**Short exercise:**
Work out the number of lines in the listing that include the string "this". Reply with that number alone.

[Figure dataset records]

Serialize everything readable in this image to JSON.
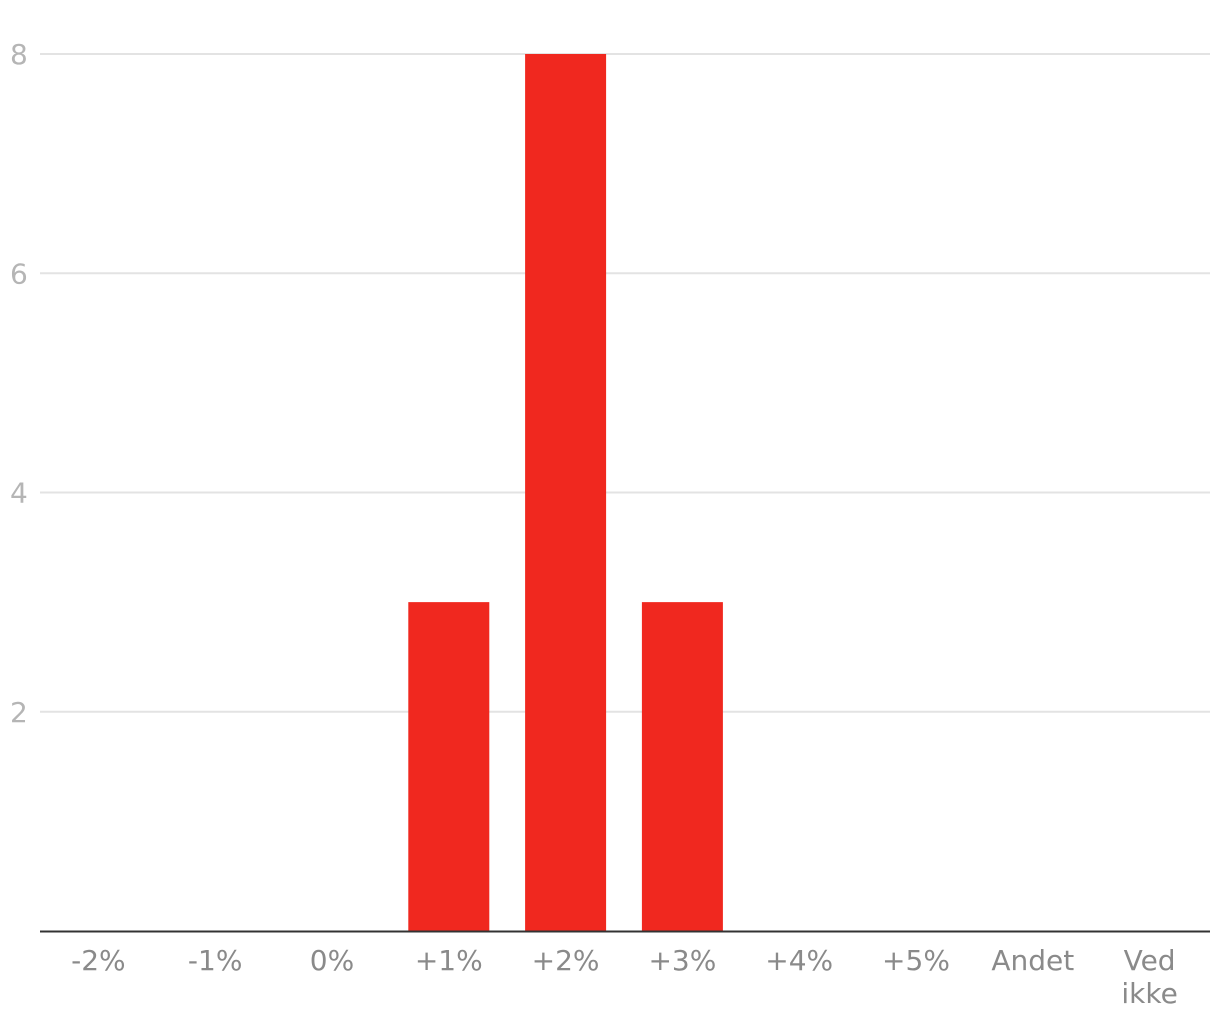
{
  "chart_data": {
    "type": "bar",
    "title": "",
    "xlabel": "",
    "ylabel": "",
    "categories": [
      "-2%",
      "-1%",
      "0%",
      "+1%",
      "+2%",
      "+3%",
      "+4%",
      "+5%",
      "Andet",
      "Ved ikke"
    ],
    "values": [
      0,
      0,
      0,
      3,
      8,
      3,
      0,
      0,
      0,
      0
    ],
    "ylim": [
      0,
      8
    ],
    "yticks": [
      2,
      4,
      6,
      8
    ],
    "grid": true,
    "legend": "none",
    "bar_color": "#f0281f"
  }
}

--

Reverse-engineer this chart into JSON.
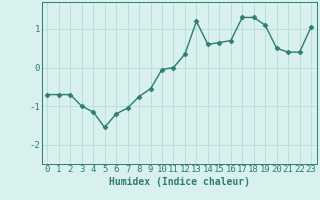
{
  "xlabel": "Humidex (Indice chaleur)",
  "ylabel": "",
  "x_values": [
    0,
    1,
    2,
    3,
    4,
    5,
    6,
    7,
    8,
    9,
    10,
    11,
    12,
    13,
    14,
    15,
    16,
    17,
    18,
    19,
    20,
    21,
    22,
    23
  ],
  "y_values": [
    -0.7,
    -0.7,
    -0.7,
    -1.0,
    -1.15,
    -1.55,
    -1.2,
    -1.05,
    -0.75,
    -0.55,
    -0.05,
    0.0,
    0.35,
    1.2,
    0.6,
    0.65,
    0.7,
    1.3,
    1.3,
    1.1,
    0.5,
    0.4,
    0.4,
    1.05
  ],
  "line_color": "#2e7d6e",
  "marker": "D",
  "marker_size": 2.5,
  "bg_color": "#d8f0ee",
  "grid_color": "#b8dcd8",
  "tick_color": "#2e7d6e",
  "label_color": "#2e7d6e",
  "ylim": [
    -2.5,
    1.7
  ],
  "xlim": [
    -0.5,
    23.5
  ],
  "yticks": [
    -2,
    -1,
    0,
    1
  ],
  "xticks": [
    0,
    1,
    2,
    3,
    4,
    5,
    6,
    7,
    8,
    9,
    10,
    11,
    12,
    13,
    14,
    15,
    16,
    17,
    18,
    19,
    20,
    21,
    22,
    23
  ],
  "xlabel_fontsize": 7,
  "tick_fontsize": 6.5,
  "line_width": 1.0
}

**Correct answer:**
2